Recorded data

[start]

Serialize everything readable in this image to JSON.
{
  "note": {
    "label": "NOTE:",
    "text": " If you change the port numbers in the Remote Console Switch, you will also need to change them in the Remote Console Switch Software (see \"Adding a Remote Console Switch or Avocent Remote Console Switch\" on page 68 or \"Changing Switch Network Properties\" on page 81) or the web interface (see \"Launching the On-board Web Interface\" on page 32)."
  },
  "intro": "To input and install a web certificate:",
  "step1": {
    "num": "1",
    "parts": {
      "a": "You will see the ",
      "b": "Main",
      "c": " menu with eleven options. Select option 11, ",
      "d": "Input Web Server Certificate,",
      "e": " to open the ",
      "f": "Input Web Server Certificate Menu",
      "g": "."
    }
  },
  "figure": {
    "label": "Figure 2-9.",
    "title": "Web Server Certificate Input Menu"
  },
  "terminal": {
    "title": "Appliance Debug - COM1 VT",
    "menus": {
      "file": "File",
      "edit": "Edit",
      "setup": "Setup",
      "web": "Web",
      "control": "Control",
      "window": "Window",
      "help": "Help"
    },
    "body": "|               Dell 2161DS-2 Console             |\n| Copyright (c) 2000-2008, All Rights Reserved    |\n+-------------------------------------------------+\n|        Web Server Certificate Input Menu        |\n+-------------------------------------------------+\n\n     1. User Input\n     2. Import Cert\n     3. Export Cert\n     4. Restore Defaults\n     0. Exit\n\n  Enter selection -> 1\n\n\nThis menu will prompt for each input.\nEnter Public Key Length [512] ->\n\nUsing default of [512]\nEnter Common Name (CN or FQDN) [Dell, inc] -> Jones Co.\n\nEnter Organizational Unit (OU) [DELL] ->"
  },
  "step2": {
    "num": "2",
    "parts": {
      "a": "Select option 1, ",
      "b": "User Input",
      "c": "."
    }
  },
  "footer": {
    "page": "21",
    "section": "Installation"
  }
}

[end]

DIRECTIVE
From the records above, pick out and copy each line holding the word "title".

CORRECT RESPONSE
    "title": "Web Server Certificate Input Menu"
    "title": "Appliance Debug - COM1 VT",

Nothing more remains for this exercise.